** Instruction **
Where the word "myself" occurs in a line, return that line.

☆ ☆ ☆ ☆ ☆

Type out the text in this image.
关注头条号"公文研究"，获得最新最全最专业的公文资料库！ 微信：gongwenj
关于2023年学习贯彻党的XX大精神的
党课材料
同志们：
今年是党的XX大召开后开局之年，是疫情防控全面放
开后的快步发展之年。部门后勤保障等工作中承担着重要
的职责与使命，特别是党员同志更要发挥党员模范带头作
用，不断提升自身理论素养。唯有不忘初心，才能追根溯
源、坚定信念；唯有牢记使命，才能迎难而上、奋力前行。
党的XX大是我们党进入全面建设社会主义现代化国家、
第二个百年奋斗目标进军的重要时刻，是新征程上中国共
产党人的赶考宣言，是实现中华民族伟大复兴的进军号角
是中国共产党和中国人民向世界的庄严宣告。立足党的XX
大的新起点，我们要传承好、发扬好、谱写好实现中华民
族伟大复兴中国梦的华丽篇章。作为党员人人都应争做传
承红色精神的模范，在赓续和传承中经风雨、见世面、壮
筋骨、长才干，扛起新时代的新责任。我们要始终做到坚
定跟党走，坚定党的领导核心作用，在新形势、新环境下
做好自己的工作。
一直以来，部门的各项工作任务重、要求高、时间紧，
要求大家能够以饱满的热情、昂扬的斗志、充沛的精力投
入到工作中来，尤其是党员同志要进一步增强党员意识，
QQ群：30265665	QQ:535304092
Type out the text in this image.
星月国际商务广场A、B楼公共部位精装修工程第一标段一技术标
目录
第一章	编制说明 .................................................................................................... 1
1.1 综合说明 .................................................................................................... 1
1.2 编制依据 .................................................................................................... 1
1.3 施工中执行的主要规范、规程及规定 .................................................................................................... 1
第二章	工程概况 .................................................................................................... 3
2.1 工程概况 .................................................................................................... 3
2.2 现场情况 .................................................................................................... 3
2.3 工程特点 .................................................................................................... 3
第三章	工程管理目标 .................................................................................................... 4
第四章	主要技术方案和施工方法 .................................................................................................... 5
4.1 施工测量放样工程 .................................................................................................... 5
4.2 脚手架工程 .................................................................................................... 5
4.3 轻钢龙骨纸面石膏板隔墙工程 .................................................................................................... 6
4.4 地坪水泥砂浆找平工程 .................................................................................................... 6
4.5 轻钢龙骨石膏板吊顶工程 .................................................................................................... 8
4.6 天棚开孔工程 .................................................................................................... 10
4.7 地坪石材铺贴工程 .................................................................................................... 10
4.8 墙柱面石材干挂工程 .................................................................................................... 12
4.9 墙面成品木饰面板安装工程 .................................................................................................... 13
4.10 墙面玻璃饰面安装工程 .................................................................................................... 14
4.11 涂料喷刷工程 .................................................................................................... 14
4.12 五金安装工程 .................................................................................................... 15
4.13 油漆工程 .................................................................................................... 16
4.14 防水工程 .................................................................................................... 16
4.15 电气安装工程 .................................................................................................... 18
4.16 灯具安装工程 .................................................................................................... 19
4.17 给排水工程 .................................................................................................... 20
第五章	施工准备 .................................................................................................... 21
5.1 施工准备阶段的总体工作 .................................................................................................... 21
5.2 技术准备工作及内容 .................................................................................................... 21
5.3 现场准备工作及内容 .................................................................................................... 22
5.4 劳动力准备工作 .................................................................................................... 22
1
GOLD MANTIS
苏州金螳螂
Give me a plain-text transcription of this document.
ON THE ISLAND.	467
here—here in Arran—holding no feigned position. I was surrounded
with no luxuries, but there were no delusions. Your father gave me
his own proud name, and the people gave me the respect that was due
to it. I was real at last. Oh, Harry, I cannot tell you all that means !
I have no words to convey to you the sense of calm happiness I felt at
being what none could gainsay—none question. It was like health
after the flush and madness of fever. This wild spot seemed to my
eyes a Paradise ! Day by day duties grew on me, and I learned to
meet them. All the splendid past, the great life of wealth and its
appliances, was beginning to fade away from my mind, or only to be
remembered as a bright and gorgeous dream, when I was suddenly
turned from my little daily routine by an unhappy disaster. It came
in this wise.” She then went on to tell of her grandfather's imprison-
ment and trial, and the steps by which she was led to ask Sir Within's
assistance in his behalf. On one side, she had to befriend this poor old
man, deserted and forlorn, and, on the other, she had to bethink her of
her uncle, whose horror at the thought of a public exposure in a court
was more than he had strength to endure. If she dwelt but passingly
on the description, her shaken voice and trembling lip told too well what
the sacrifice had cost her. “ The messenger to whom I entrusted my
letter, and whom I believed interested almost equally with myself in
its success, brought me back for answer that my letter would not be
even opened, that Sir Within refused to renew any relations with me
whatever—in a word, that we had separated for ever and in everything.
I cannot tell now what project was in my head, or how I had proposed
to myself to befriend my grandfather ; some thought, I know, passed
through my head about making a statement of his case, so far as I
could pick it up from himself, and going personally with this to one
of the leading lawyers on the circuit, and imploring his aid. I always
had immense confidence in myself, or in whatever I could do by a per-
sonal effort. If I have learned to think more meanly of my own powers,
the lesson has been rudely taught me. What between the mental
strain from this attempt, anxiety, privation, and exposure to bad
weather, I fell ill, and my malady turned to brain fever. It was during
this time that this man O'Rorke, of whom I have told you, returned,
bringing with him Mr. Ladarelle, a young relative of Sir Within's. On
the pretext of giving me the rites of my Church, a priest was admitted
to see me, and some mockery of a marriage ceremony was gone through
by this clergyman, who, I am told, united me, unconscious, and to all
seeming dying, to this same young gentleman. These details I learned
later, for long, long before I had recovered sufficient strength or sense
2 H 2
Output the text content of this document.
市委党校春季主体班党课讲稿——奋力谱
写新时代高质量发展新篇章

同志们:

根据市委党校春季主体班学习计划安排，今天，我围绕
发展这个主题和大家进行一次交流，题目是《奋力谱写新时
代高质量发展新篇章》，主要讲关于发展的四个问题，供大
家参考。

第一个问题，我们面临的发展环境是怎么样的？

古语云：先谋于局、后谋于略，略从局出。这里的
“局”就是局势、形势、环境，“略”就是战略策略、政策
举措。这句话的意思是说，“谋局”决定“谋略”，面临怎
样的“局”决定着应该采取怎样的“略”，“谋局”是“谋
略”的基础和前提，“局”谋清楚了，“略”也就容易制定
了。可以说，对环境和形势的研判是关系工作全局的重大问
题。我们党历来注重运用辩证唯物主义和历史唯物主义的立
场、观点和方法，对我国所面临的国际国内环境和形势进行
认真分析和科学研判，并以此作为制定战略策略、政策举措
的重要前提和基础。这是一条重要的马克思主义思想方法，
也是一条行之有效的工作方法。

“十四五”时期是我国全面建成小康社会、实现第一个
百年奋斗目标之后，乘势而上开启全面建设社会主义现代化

☆ ☆ ☆ ☆ ☆

** Full output **
letter, and whom I believed interested almost equally with myself in
to myself to befriend my grandfather ; some thought, I know, passed
had immense confidence in myself, or in whatever I could do by a per-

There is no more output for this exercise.